__Exercise directions__
The complete listing should be restated exactly.

__Material for this task__
#####
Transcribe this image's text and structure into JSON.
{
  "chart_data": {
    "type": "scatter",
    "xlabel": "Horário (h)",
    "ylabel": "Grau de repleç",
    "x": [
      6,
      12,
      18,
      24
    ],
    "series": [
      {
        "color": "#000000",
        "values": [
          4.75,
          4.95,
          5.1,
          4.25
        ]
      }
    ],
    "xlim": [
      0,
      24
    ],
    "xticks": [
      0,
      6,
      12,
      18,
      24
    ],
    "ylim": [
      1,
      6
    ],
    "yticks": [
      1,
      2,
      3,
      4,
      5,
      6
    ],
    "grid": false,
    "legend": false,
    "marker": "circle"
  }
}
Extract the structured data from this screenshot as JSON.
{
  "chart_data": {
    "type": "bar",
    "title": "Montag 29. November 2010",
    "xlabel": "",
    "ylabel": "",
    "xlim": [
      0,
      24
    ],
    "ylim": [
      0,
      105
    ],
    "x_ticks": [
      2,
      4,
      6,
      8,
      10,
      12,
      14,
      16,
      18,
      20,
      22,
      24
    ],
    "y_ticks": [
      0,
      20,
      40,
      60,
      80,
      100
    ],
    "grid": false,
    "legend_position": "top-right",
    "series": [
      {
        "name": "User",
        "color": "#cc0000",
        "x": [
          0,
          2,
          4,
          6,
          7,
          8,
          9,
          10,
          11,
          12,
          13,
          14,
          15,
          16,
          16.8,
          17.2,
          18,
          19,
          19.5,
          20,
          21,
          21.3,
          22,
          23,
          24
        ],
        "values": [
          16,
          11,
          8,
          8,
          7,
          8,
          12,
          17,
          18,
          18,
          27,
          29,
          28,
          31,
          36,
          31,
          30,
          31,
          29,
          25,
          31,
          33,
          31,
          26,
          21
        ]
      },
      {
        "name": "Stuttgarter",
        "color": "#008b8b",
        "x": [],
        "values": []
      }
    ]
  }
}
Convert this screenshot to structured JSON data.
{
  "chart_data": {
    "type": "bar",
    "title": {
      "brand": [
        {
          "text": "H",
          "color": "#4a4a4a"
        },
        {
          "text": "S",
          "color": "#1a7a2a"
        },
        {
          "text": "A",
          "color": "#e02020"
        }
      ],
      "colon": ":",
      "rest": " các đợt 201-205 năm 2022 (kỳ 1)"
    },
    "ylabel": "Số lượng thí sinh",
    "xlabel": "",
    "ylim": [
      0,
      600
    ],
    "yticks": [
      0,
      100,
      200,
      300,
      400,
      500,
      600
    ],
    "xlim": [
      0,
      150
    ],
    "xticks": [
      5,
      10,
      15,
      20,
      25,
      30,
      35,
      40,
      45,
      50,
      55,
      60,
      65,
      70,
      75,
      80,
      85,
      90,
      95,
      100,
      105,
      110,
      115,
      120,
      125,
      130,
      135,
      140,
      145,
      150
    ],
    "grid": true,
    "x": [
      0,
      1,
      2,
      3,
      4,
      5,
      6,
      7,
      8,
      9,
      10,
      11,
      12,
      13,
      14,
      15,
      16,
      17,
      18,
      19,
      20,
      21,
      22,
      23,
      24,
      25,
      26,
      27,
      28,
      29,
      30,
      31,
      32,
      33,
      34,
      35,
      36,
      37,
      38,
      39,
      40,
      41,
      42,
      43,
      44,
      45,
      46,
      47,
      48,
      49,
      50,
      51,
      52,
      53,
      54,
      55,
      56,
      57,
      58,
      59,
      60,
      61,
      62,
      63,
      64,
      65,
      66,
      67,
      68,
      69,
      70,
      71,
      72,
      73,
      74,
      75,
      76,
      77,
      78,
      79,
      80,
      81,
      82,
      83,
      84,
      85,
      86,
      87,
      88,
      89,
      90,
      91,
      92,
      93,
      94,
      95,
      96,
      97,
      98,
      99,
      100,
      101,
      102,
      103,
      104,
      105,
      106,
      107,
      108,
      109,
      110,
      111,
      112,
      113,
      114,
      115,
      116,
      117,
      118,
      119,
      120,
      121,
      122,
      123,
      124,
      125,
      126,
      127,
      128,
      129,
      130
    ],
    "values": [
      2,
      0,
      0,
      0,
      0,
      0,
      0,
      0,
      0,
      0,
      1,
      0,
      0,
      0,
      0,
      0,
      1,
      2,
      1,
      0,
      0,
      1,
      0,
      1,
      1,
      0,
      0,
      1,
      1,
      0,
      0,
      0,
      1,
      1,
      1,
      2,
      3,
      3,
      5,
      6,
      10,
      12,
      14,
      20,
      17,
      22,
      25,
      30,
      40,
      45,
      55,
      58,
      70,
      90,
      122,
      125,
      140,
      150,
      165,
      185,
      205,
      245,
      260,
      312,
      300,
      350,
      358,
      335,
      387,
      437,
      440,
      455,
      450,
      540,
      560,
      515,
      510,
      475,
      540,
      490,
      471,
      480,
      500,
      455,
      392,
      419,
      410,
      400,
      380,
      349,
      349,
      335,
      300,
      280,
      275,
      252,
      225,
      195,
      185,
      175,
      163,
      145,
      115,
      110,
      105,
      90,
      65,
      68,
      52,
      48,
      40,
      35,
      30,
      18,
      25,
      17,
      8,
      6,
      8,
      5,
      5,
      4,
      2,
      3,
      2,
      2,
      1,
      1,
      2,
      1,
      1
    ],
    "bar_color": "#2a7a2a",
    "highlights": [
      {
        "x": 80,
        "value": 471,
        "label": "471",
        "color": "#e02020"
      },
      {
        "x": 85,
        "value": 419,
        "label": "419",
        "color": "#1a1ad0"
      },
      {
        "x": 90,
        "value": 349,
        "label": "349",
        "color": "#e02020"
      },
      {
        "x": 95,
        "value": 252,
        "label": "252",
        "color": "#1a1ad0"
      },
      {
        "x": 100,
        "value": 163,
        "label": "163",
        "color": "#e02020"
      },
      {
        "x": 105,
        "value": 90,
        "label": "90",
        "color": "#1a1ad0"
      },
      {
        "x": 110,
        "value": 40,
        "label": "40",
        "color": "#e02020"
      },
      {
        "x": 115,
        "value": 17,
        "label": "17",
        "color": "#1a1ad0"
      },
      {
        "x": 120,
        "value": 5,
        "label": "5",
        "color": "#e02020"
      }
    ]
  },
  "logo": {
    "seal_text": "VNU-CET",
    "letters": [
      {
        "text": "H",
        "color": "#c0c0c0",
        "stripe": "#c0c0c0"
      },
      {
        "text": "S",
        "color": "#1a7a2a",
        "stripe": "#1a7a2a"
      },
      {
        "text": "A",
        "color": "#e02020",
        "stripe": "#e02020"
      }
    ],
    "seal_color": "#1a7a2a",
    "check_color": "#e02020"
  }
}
#####
__Output for this task__
Transcribe this image's text and structure into JSON.
{
  "chart_data": {
    "type": "scatter",
    "xlabel": "Horário (h)",
    "ylabel": "Grau de repleç",
    "x": [
      6,
      12,
      18,
      24
    ],
    "series": [
      {
        "color": "#000000",
        "values": [
          4.75,
          4.95,
          5.1,
          4.25
        ]
      }
    ],
    "xlim": [
      0,
      24
    ],
    "xticks": [
      0,
      6,
      12,
      18,
      24
    ],
    "ylim": [
      1,
      6
    ],
    "yticks": [
      1,
      2,
      3,
      4,
      5,
      6
    ],
    "grid": false,
    "legend": false,
    "marker": "circle"
  }
}
Extract the structured data from this screenshot as JSON.
{
  "chart_data": {
    "type": "bar",
    "title": "Montag 29. November 2010",
    "xlabel": "",
    "ylabel": "",
    "xlim": [
      0,
      24
    ],
    "ylim": [
      0,
      105
    ],
    "x_ticks": [
      2,
      4,
      6,
      8,
      10,
      12,
      14,
      16,
      18,
      20,
      22,
      24
    ],
    "y_ticks": [
      0,
      20,
      40,
      60,
      80,
      100
    ],
    "grid": false,
    "legend_position": "top-right",
    "series": [
      {
        "name": "User",
        "color": "#cc0000",
        "x": [
          0,
          2,
          4,
          6,
          7,
          8,
          9,
          10,
          11,
          12,
          13,
          14,
          15,
          16,
          16.8,
          17.2,
          18,
          19,
          19.5,
          20,
          21,
          21.3,
          22,
          23,
          24
        ],
        "values": [
          16,
          11,
          8,
          8,
          7,
          8,
          12,
          17,
          18,
          18,
          27,
          29,
          28,
          31,
          36,
          31,
          30,
          31,
          29,
          25,
          31,
          33,
          31,
          26,
          21
        ]
      },
      {
        "name": "Stuttgarter",
        "color": "#008b8b",
        "x": [],
        "values": []
      }
    ]
  }
}
Convert this screenshot to structured JSON data.
{
  "chart_data": {
    "type": "bar",
    "title": {
      "brand": [
        {
          "text": "H",
          "color": "#4a4a4a"
        },
        {
          "text": "S",
          "color": "#1a7a2a"
        },
        {
          "text": "A",
          "color": "#e02020"
        }
      ],
      "colon": ":",
      "rest": " các đợt 201-205 năm 2022 (kỳ 1)"
    },
    "ylabel": "Số lượng thí sinh",
    "xlabel": "",
    "ylim": [
      0,
      600
    ],
    "yticks": [
      0,
      100,
      200,
      300,
      400,
      500,
      600
    ],
    "xlim": [
      0,
      150
    ],
    "xticks": [
      5,
      10,
      15,
      20,
      25,
      30,
      35,
      40,
      45,
      50,
      55,
      60,
      65,
      70,
      75,
      80,
      85,
      90,
      95,
      100,
      105,
      110,
      115,
      120,
      125,
      130,
      135,
      140,
      145,
      150
    ],
    "grid": true,
    "x": [
      0,
      1,
      2,
      3,
      4,
      5,
      6,
      7,
      8,
      9,
      10,
      11,
      12,
      13,
      14,
      15,
      16,
      17,
      18,
      19,
      20,
      21,
      22,
      23,
      24,
      25,
      26,
      27,
      28,
      29,
      30,
      31,
      32,
      33,
      34,
      35,
      36,
      37,
      38,
      39,
      40,
      41,
      42,
      43,
      44,
      45,
      46,
      47,
      48,
      49,
      50,
      51,
      52,
      53,
      54,
      55,
      56,
      57,
      58,
      59,
      60,
      61,
      62,
      63,
      64,
      65,
      66,
      67,
      68,
      69,
      70,
      71,
      72,
      73,
      74,
      75,
      76,
      77,
      78,
      79,
      80,
      81,
      82,
      83,
      84,
      85,
      86,
      87,
      88,
      89,
      90,
      91,
      92,
      93,
      94,
      95,
      96,
      97,
      98,
      99,
      100,
      101,
      102,
      103,
      104,
      105,
      106,
      107,
      108,
      109,
      110,
      111,
      112,
      113,
      114,
      115,
      116,
      117,
      118,
      119,
      120,
      121,
      122,
      123,
      124,
      125,
      126,
      127,
      128,
      129,
      130
    ],
    "values": [
      2,
      0,
      0,
      0,
      0,
      0,
      0,
      0,
      0,
      0,
      1,
      0,
      0,
      0,
      0,
      0,
      1,
      2,
      1,
      0,
      0,
      1,
      0,
      1,
      1,
      0,
      0,
      1,
      1,
      0,
      0,
      0,
      1,
      1,
      1,
      2,
      3,
      3,
      5,
      6,
      10,
      12,
      14,
      20,
      17,
      22,
      25,
      30,
      40,
      45,
      55,
      58,
      70,
      90,
      122,
      125,
      140,
      150,
      165,
      185,
      205,
      245,
      260,
      312,
      300,
      350,
      358,
      335,
      387,
      437,
      440,
      455,
      450,
      540,
      560,
      515,
      510,
      475,
      540,
      490,
      471,
      480,
      500,
      455,
      392,
      419,
      410,
      400,
      380,
      349,
      349,
      335,
      300,
      280,
      275,
      252,
      225,
      195,
      185,
      175,
      163,
      145,
      115,
      110,
      105,
      90,
      65,
      68,
      52,
      48,
      40,
      35,
      30,
      18,
      25,
      17,
      8,
      6,
      8,
      5,
      5,
      4,
      2,
      3,
      2,
      2,
      1,
      1,
      2,
      1,
      1
    ],
    "bar_color": "#2a7a2a",
    "highlights": [
      {
        "x": 80,
        "value": 471,
        "label": "471",
        "color": "#e02020"
      },
      {
        "x": 85,
        "value": 419,
        "label": "419",
        "color": "#1a1ad0"
      },
      {
        "x": 90,
        "value": 349,
        "label": "349",
        "color": "#e02020"
      },
      {
        "x": 95,
        "value": 252,
        "label": "252",
        "color": "#1a1ad0"
      },
      {
        "x": 100,
        "value": 163,
        "label": "163",
        "color": "#e02020"
      },
      {
        "x": 105,
        "value": 90,
        "label": "90",
        "color": "#1a1ad0"
      },
      {
        "x": 110,
        "value": 40,
        "label": "40",
        "color": "#e02020"
      },
      {
        "x": 115,
        "value": 17,
        "label": "17",
        "color": "#1a1ad0"
      },
      {
        "x": 120,
        "value": 5,
        "label": "5",
        "color": "#e02020"
      }
    ]
  },
  "logo": {
    "seal_text": "VNU-CET",
    "letters": [
      {
        "text": "H",
        "color": "#c0c0c0",
        "stripe": "#c0c0c0"
      },
      {
        "text": "S",
        "color": "#1a7a2a",
        "stripe": "#1a7a2a"
      },
      {
        "text": "A",
        "color": "#e02020",
        "stripe": "#e02020"
      }
    ],
    "seal_color": "#1a7a2a",
    "check_color": "#e02020"
  }
}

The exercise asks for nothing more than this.